(GOAL)
Write out each line exactly as given. Leave the pictures out of your copy.

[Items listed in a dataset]
═══

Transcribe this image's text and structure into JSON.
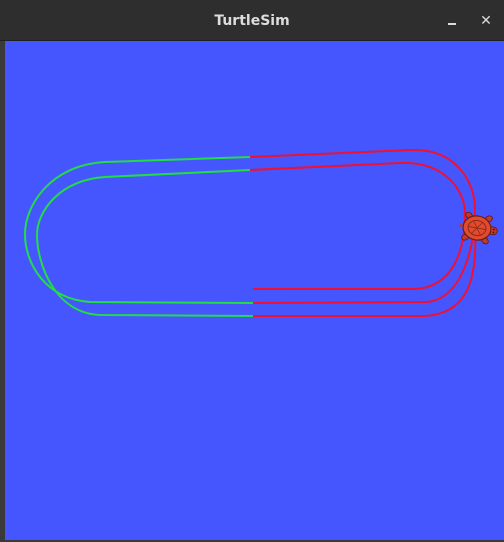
{
  "window": {
    "title": "TurtleSim"
  },
  "titlebar": {
    "minimize_icon": "minimize-icon",
    "close_icon": "close-icon",
    "close_glyph": "✕"
  },
  "canvas": {
    "background_color": "#4556ff",
    "pen_colors": {
      "green": "#22dd44",
      "red": "#ee1133"
    },
    "turtle_icon": "turtle-icon"
  }
}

═══

(WRITTEN REPLY)
Transcribe this image's text and structure into JSON.
{
  "window": {
    "title": "TurtleSim"
  },
  "titlebar": {
    "minimize_icon": "minimize-icon",
    "close_icon": "close-icon",
    "close_glyph": "✕"
  },
  "canvas": {
    "background_color": "#4556ff",
    "pen_colors": {
      "green": "#22dd44",
      "red": "#ee1133"
    },
    "turtle_icon": "turtle-icon"
  }
}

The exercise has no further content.